* **Exercise aim**
Make an exact copy of the listing below.

* **Input rows**
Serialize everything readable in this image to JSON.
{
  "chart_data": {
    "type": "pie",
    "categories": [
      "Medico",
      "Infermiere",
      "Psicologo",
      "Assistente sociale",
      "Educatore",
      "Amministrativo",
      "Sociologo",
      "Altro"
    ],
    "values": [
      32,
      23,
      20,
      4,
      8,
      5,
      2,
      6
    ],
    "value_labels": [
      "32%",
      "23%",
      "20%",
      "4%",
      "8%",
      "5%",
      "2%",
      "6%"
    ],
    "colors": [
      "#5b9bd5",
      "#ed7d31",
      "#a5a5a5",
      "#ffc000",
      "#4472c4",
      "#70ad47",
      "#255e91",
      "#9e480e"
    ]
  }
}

* **Right answer**
Serialize everything readable in this image to JSON.
{
  "chart_data": {
    "type": "pie",
    "categories": [
      "Medico",
      "Infermiere",
      "Psicologo",
      "Assistente sociale",
      "Educatore",
      "Amministrativo",
      "Sociologo",
      "Altro"
    ],
    "values": [
      32,
      23,
      20,
      4,
      8,
      5,
      2,
      6
    ],
    "value_labels": [
      "32%",
      "23%",
      "20%",
      "4%",
      "8%",
      "5%",
      "2%",
      "6%"
    ],
    "colors": [
      "#5b9bd5",
      "#ed7d31",
      "#a5a5a5",
      "#ffc000",
      "#4472c4",
      "#70ad47",
      "#255e91",
      "#9e480e"
    ]
  }
}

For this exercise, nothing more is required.